* [TASK PROMPT]:
In the material below, find every line with "Name" and pull it out.

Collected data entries
---+---
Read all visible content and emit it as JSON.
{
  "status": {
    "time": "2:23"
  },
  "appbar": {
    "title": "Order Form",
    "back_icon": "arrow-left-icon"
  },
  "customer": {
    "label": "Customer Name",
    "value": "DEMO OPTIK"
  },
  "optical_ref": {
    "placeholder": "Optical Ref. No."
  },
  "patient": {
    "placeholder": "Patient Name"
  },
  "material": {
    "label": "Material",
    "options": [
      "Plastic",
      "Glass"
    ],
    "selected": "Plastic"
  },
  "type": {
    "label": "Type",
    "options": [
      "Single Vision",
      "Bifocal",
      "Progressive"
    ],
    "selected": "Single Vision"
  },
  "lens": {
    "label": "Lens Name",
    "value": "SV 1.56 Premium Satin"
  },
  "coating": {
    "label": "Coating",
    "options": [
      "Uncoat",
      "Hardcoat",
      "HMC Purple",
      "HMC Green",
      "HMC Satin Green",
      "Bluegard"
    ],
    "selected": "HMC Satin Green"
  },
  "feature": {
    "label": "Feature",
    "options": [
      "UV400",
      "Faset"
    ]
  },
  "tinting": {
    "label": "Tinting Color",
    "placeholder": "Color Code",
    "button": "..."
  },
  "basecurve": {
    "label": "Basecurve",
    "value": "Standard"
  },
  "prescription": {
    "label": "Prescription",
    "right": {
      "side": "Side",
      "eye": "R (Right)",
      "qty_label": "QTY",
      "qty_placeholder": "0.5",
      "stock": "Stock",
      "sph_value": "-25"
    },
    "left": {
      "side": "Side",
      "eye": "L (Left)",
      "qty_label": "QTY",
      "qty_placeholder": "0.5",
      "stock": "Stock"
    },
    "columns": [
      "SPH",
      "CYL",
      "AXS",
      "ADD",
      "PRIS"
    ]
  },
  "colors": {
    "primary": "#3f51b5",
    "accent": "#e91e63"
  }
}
---+---
* [COMPLETED TASK]:
    "label": "Customer Name",
    "placeholder": "Patient Name"
    "label": "Lens Name",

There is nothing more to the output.